Given problem: Return all entries word for word, but drop any images.

Extracted entries:
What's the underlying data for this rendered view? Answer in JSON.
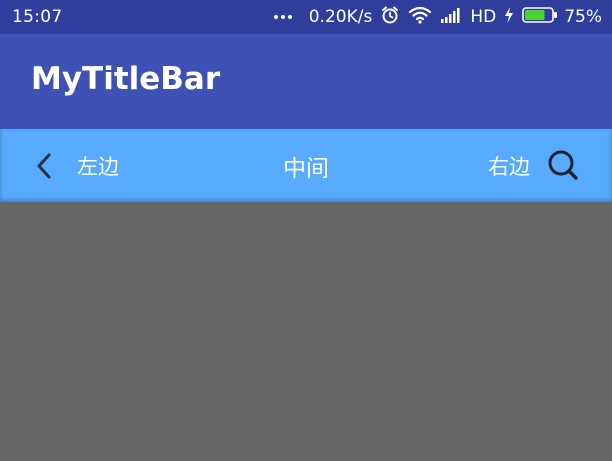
{
  "status_bar": {
    "time": "15:07",
    "network_speed": "0.20K/s",
    "network_type": "HD",
    "battery_percent": "75%",
    "battery_level": 0.75,
    "icons": [
      "more-dots-icon",
      "alarm-icon",
      "wifi-icon",
      "signal-icon",
      "charging-icon",
      "battery-icon"
    ]
  },
  "app_bar": {
    "title": "MyTitleBar"
  },
  "title_bar": {
    "left_label": "左边",
    "center_label": "中间",
    "right_label": "右边",
    "back_icon": "chevron-left-icon",
    "search_icon": "search-icon"
  },
  "colors": {
    "status_bar": "#2f3d9c",
    "app_bar": "#3f51b5",
    "title_bar": "#57aafd",
    "content_bg": "#666666",
    "battery_fill": "#4cd137"
  }
}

Exercise result:
What's the underlying data for this rendered view? Answer in JSON.
{
  "status_bar": {
    "time": "15:07",
    "network_speed": "0.20K/s",
    "network_type": "HD",
    "battery_percent": "75%",
    "battery_level": 0.75,
    "icons": [
      "more-dots-icon",
      "alarm-icon",
      "wifi-icon",
      "signal-icon",
      "charging-icon",
      "battery-icon"
    ]
  },
  "app_bar": {
    "title": "MyTitleBar"
  },
  "title_bar": {
    "left_label": "左边",
    "center_label": "中间",
    "right_label": "右边",
    "back_icon": "chevron-left-icon",
    "search_icon": "search-icon"
  },
  "colors": {
    "status_bar": "#2f3d9c",
    "app_bar": "#3f51b5",
    "title_bar": "#57aafd",
    "content_bg": "#666666",
    "battery_fill": "#4cd137"
  }
}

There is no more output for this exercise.